» INSTRUCTION
From the records below, extract all the text exactly and leave the images behind.
* * * * *
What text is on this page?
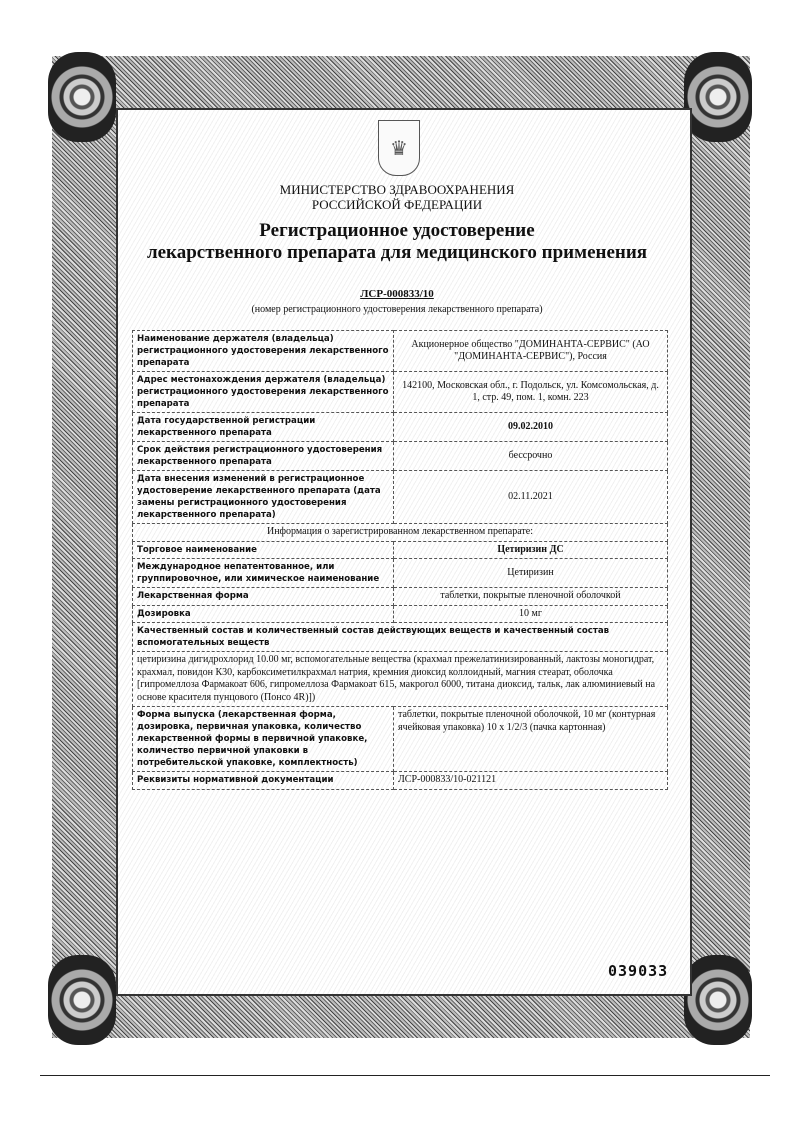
♛
МИНИСТЕРСТВО ЗДРАВООХРАНЕНИЯ
РОССИЙСКОЙ ФЕДЕРАЦИИ
Регистрационное удостоверение
лекарственного препарата для медицинского применения
ЛСР-000833/10
(номер регистрационного удостоверения лекарственного препарата)
Наименование держателя (владельца) регистрационного удостоверения лекарственного препарата	Акционерное общество "ДОМИНАНТА-СЕРВИС" (АО "ДОМИНАНТА-СЕРВИС"), Россия
Адрес местонахождения держателя (владельца) регистрационного удостоверения лекарственного препарата	142100, Московская обл., г. Подольск, ул. Комсомольская, д. 1, стр. 49, пом. 1, комн. 223
Дата государственной регистрации лекарственного препарата	09.02.2010
Срок действия регистрационного удостоверения лекарственного препарата	бессрочно
Дата внесения изменений в регистрационное удостоверение лекарственного препарата (дата замены регистрационного удостоверения лекарственного препарата)	02.11.2021
Информация о зарегистрированном лекарственном препарате:	
Торговое наименование	Цетиризин ДС
Международное непатентованное, или группировочное, или химическое наименование	Цетиризин
Лекарственная форма	таблетки, покрытые пленочной оболочкой
Дозировка	10 мг
Качественный состав и количественный состав действующих веществ и качественный состав вспомогательных веществ	
цетиризина дигидрохлорид 10.00 мг, вспомогательные вещества (крахмал прежелатинизированный, лактозы моногидрат, крахмал, повидон К30, карбоксиметилкрахмал натрия, кремния диоксид коллоидный, магния стеарат, оболочка [гипромеллоза Фармакоат 606, гипромеллоза Фармакоат 615, макрогол 6000, титана диоксид, тальк, лак алюминиевый на основе красителя пунцового (Понсо 4R)])	
Форма выпуска (лекарственная форма, дозировка, первичная упаковка, количество лекарственной формы в первичной упаковке, количество первичной упаковки в потребительской упаковке, комплектность)	таблетки, покрытые пленочной оболочкой, 10 мг (контурная ячейковая упаковка) 10 x 1/2/3 (пачка картонная)
Реквизиты нормативной документации	ЛСР-000833/10-021121
039033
* * * * *
» ANSWER TO THIS TASK
What text is on this page?
♛
МИНИСТЕРСТВО ЗДРАВООХРАНЕНИЯ
РОССИЙСКОЙ ФЕДЕРАЦИИ
Регистрационное удостоверение
лекарственного препарата для медицинского применения
ЛСР-000833/10
(номер регистрационного удостоверения лекарственного препарата)
Наименование держателя (владельца) регистрационного удостоверения лекарственного препарата	Акционерное общество "ДОМИНАНТА-СЕРВИС" (АО "ДОМИНАНТА-СЕРВИС"), Россия
Адрес местонахождения держателя (владельца) регистрационного удостоверения лекарственного препарата	142100, Московская обл., г. Подольск, ул. Комсомольская, д. 1, стр. 49, пом. 1, комн. 223
Дата государственной регистрации лекарственного препарата	09.02.2010
Срок действия регистрационного удостоверения лекарственного препарата	бессрочно
Дата внесения изменений в регистрационное удостоверение лекарственного препарата (дата замены регистрационного удостоверения лекарственного препарата)	02.11.2021
Информация о зарегистрированном лекарственном препарате:	
Торговое наименование	Цетиризин ДС
Международное непатентованное, или группировочное, или химическое наименование	Цетиризин
Лекарственная форма	таблетки, покрытые пленочной оболочкой
Дозировка	10 мг
Качественный состав и количественный состав действующих веществ и качественный состав вспомогательных веществ	
цетиризина дигидрохлорид 10.00 мг, вспомогательные вещества (крахмал прежелатинизированный, лактозы моногидрат, крахмал, повидон К30, карбоксиметилкрахмал натрия, кремния диоксид коллоидный, магния стеарат, оболочка [гипромеллоза Фармакоат 606, гипромеллоза Фармакоат 615, макрогол 6000, титана диоксид, тальк, лак алюминиевый на основе красителя пунцового (Понсо 4R)])	
Форма выпуска (лекарственная форма, дозировка, первичная упаковка, количество лекарственной формы в первичной упаковке, количество первичной упаковки в потребительской упаковке, комплектность)	таблетки, покрытые пленочной оболочкой, 10 мг (контурная ячейковая упаковка) 10 x 1/2/3 (пачка картонная)
Реквизиты нормативной документации	ЛСР-000833/10-021121
039033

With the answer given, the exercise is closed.